Excerpt from a dataset

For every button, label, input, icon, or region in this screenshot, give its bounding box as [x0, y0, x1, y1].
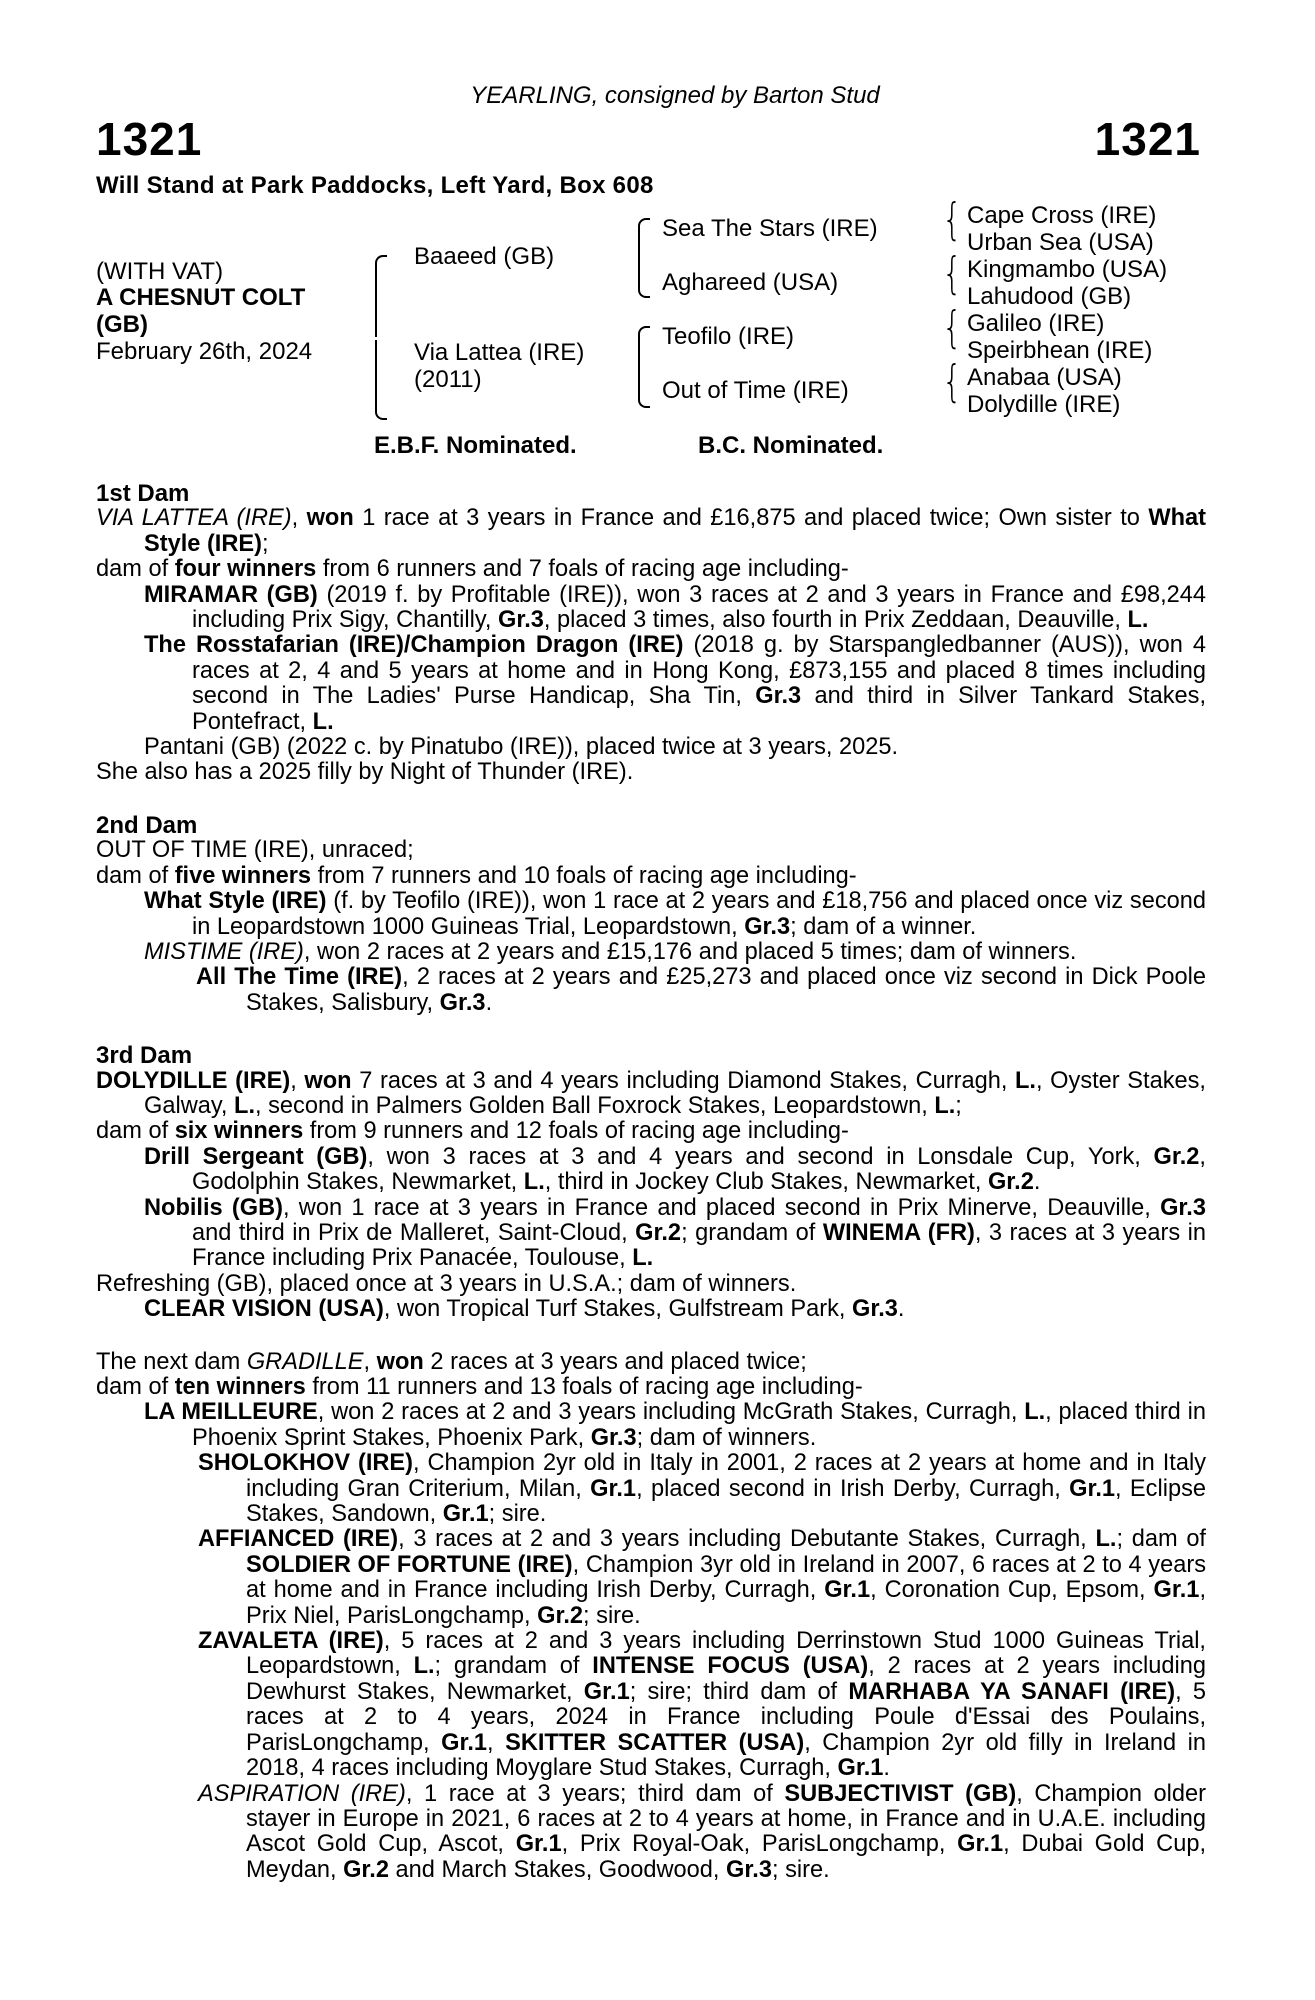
produce-what-style: What Style (IRE) (f. by Teofilo (IRE)), won 1 race at 2 years and £18,756 and placed once viz second in Leopardstown 1000 Guineas Trial, Leopardstown, Gr.3; dam of a winner. — [144, 888, 1206, 940]
produce-la-meilleure: LA MEILLEURE, won 2 races at 2 and 3 years including McGrath Stakes, Curragh, L., placed third in Phoenix Sprint Stakes, Phoenix Park, Gr.3; dam of winners. — [144, 1399, 1206, 1451]
curly-brace-3: { — [942, 302, 962, 353]
g3-2: Urban Sea (USA) — [967, 229, 1154, 256]
g3-5: Galileo (IRE) — [967, 310, 1105, 337]
produce-sholokhov: SHOLOKHOV (IRE), Champion 2yr old in Italy in 2001, 2 races at 2 years at home and in Italy including Gran Criterium, Milan, Gr.1, placed second in Irish Derby, Curragh, Gr.1, Eclipse Stakes, Sandown, Gr.1; sire. — [198, 1450, 1206, 1528]
produce-refreshing: Refreshing (GB), placed once at 3 years in U.S.A.; dam of winners. — [96, 1270, 797, 1297]
next-dam-summary: The next dam GRADILLE, won 2 races at 3 years and placed twice; — [96, 1348, 807, 1375]
bc-nominated: B.C. Nominated. — [698, 432, 884, 459]
sire-brace-upper — [638, 218, 650, 256]
g3-7: Anabaa (USA) — [967, 364, 1122, 391]
third-dam-heading: 3rd Dam — [96, 1042, 193, 1070]
produce-rosstafarian: The Rosstafarian (IRE)/Champion Dragon (IRE) (2018 g. by Starspangledbanner (AUS)), won 4 races at 2, 4 and 5 years at home and in Hong Kong, £873,155 and placed 8 times including second in The Ladies' Purse Handicap, Sha Tin, Gr.3 and third in Silver Tankard Stakes, Pontefract, L. — [144, 632, 1207, 735]
g3-6: Speirbhean (IRE) — [967, 337, 1153, 364]
produce-pantani: Pantani (GB) (2022 c. by Pinatubo (IRE)), placed twice at 3 years, 2025. — [144, 734, 899, 761]
vat-note: (WITH VAT) — [96, 258, 224, 285]
sire-dam: Aghareed (USA) — [662, 269, 839, 296]
produce-zavaleta: ZAVALETA (IRE), 5 races at 2 and 3 years including Derrinstown Stud 1000 Guineas Trial, Leopardstown, L.; grandam of INTENSE FOCUS (USA), 2 races at 2 years including Dewhurst Stakes, Newmarket, Gr.1; sire; third dam of MARHABA YA SANAFI (IRE), 5 races at 2 to 4 years, 2024 in France including Poule d'Essai des Poulains, ParisLongchamp, Gr.1, SKITTER SCATTER (USA), Champion 2yr old filly in Ireland in 2018, 4 races including Moyglare Stud Stakes, Curragh, Gr.1. — [198, 1628, 1206, 1782]
third-dam-summary: DOLYDILLE (IRE), won 7 races at 3 and 4 years including Diamond Stakes, Curragh, L., Oyster Stakes, Galway, L., second in Palmers Golden Ball Foxrock Stakes, Leopardstown, L.; — [96, 1067, 1206, 1119]
horse-name-country: (GB) — [96, 311, 148, 338]
g3-4: Lahudood (GB) — [967, 283, 1132, 310]
sire-brace-lower — [638, 256, 650, 298]
second-dam-heading: 2nd Dam — [96, 811, 198, 839]
foaling-date: February 26th, 2024 — [96, 338, 313, 365]
horse-name: A CHESNUT COLT — [96, 284, 306, 311]
third-dam-produce: dam of six winners from 9 runners and 12 foals of racing age including- — [96, 1118, 849, 1145]
first-dam-heading: 1st Dam — [96, 480, 190, 507]
produce-aspiration: ASPIRATION (IRE), 1 race at 3 years; third dam of SUBJECTIVIST (GB), Champion older stayer in Europe in 2021, 6 races at 2 to 4 years at home, in France and in U.A.E. including Ascot Gold Cup, Ascot, Gr.1, Prix Royal-Oak, ParisLongchamp, Gr.1, Dubai Gold Cup, Meydan, Gr.2 and March Stakes, Goodwood, Gr.3; sire. — [198, 1780, 1207, 1883]
dam-dam: Out of Time (IRE) — [662, 377, 849, 404]
first-dam-also-has: She also has a 2025 filly by Night of Thunder (IRE). — [96, 759, 634, 786]
catalogue-body — [96, 481, 1206, 1883]
sire-sire: Sea The Stars (IRE) — [662, 215, 878, 242]
second-dam-produce: dam of five winners from 7 runners and 10 foals of racing age including- — [96, 862, 857, 889]
dam-sire: Teofilo (IRE) — [662, 323, 795, 350]
first-dam-produce: dam of four winners from 6 runners and 7 foals of racing age including- — [96, 556, 849, 583]
produce-nobilis: Nobilis (GB), won 1 race at 3 years in France and placed second in Prix Minerve, Deauville, Gr.3 and third in Prix de Malleret, Saint-Cloud, Gr.2; grandam of WINEMA (FR), 3 races at 3 years in France including Prix Panacée, Toulouse, L. — [144, 1194, 1206, 1272]
ebf-nominated: E.B.F. Nominated. — [374, 432, 577, 459]
curly-brace-2: { — [942, 248, 962, 299]
produce-clear-vision: CLEAR VISION (USA), won Tropical Turf Stakes, Gulfstream Park, Gr.3. — [144, 1296, 905, 1323]
g3-1: Cape Cross (IRE) — [967, 202, 1157, 229]
dam-name: Via Lattea (IRE) — [414, 339, 585, 366]
lot-number-right: 1321 — [1094, 113, 1201, 165]
next-dam-produce: dam of ten winners from 11 runners and 13 foals of racing age including- — [96, 1374, 863, 1400]
pedigree-brace-lower — [375, 340, 387, 420]
first-dam-summary: VIA LATTEA (IRE), won 1 race at 3 years in France and £16,875 and placed twice; Own sister to What Style (IRE); — [96, 505, 1206, 557]
sire-name: Baaeed (GB) — [414, 243, 555, 270]
second-dam-summary: OUT OF TIME (IRE), unraced; — [96, 837, 414, 864]
curly-brace-4: { — [942, 356, 962, 407]
stabling-location: Will Stand at Park Paddocks, Left Yard, Box 608 — [96, 172, 654, 199]
produce-drill-sergeant: Drill Sergeant (GB), won 3 races at 3 and 4 years and second in Lonsdale Cup, York, Gr.2, Godolphin Stakes, Newmarket, L., third in Jockey Club Stakes, Newmarket, Gr.2. — [144, 1143, 1206, 1196]
g3-3: Kingmambo (USA) — [967, 256, 1168, 283]
curly-brace-1: { — [942, 194, 962, 245]
produce-affianced: AFFIANCED (IRE), 3 races at 2 and 3 years including Debutante Stakes, Curragh, L.; dam of SOLDIER OF FORTUNE (IRE), Champion 3yr old in Ireland in 2007, 6 races at 2 to 4 years at home and in France including Irish Derby, Curragh, Gr.1, Coronation Cup, Epsom, Gr.1, Prix Niel, ParisLongchamp, Gr.2; sire. — [198, 1526, 1206, 1629]
consignment-line: YEARLING, consigned by Barton Stud — [470, 82, 880, 109]
produce-miramar: MIRAMAR (GB) (2019 f. by Profitable (IRE)), won 3 races at 2 and 3 years in France and £98,244 including Prix Sigy, Chantilly, Gr.3, placed 3 times, also fourth in Prix Zeddaan, Deauville, L. — [144, 581, 1206, 634]
dam-brace-upper — [638, 326, 650, 364]
lot-number-left: 1321 — [96, 113, 203, 165]
g3-8: Dolydille (IRE) — [967, 391, 1121, 418]
dam-foaling-year: (2011) — [414, 366, 482, 393]
dam-brace-lower — [638, 364, 650, 408]
produce-mistime: MISTIME (IRE), won 2 races at 2 years and £15,176 and placed 5 times; dam of winners. — [144, 938, 1077, 965]
pedigree-brace-upper — [375, 255, 387, 337]
produce-all-the-time: All The Time (IRE), 2 races at 2 years and £25,273 and placed once viz second in Dick Poole Stakes, Salisbury, Gr.3. — [196, 964, 1206, 1016]
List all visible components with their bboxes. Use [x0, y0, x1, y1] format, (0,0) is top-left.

Stated task> Lay out the items as a JSON list of strings, one per line and with blank lines left out, starting at the line that contains "produce-what-style: What Style" and ending after the line that contains "produce-la-meilleure: LA MEILLEURE, won".

Solution to this task>
[
  "produce-what-style: What Style (IRE) (f. by Teofilo (IRE)), won 1 race at 2 years and £18,756 and placed once viz second in Leopardstown 1000 Guineas Trial, Leopardstown, Gr.3; dam of a winner. — [144, 888, 1206, 940]",
  "produce-la-meilleure: LA MEILLEURE, won 2 races at 2 and 3 years including McGrath Stakes, Curragh, L., placed third in Phoenix Sprint Stakes, Phoenix Park, Gr.3; dam of winners. — [144, 1399, 1206, 1451]"
]